- What is being asked
Review the listing and copy each line that holds the word "type".

# # # # #

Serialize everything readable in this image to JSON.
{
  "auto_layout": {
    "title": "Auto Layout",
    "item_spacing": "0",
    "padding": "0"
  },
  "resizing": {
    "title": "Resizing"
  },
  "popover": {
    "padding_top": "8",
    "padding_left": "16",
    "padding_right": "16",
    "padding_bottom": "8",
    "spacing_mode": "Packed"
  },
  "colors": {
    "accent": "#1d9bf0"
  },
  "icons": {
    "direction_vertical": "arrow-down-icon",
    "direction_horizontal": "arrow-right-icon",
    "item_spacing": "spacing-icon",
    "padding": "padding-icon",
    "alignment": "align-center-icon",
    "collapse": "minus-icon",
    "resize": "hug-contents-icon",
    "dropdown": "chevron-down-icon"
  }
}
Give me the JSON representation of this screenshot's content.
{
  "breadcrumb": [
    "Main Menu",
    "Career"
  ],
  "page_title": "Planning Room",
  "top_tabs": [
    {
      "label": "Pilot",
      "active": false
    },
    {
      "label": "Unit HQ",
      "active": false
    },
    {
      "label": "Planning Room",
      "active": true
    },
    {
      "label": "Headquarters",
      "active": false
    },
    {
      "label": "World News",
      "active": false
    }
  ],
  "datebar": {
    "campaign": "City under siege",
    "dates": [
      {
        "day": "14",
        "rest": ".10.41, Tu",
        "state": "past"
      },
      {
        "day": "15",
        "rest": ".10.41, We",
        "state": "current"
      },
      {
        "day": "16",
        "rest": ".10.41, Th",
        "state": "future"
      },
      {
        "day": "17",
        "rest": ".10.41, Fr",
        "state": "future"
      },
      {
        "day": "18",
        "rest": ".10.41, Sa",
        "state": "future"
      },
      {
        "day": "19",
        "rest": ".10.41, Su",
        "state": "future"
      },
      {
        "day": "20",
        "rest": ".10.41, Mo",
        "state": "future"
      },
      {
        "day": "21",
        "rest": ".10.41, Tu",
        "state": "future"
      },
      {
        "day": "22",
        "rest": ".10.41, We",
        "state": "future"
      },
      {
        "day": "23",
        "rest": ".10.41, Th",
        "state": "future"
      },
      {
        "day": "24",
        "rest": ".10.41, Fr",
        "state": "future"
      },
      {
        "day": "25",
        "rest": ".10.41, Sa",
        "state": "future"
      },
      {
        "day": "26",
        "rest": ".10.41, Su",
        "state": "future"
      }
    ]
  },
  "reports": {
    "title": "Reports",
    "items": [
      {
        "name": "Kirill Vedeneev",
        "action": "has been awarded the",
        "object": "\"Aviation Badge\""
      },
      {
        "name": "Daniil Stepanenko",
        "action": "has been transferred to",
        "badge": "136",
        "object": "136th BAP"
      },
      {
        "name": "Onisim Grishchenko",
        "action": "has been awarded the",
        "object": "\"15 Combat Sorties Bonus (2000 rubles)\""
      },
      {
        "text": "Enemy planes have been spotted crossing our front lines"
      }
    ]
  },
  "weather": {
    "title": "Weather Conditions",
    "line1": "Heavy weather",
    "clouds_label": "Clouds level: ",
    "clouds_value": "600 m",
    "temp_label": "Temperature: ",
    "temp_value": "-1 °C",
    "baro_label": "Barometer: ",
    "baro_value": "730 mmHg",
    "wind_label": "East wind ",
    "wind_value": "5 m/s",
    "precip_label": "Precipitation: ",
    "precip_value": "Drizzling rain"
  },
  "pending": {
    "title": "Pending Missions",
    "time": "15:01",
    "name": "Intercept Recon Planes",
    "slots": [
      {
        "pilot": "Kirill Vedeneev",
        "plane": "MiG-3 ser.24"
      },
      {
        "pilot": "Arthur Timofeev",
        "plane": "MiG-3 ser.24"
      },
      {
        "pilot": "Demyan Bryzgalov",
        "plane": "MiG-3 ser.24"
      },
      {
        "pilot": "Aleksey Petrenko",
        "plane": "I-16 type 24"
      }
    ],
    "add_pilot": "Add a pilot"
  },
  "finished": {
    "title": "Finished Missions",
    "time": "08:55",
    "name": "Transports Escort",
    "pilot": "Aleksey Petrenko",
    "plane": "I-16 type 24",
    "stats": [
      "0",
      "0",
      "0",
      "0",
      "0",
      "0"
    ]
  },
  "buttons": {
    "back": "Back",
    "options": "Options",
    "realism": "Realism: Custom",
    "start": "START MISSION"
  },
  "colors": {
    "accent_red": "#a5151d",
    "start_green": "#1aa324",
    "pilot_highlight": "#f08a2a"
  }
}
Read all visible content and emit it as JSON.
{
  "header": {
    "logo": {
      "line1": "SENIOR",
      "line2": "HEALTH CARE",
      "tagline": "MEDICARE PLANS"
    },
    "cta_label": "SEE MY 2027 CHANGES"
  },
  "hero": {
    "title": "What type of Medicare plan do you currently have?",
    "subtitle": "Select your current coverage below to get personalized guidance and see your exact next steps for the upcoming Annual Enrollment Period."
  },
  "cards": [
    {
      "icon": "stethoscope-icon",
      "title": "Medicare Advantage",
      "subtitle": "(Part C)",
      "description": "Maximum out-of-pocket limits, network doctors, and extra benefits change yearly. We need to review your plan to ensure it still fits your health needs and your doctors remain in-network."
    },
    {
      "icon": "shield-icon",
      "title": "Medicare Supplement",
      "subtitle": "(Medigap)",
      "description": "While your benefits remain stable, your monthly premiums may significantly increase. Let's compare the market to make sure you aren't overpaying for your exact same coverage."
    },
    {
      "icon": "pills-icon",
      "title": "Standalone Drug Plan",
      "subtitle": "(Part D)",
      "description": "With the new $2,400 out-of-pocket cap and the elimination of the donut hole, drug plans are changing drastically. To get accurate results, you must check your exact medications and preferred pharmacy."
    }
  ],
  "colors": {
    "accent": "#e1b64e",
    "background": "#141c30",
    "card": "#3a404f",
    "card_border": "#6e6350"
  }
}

# # # # #

- Final result
        "plane": "I-16 type 24"
    "plane": "I-16 type 24",
    "title": "What type of Medicare plan do you currently have?",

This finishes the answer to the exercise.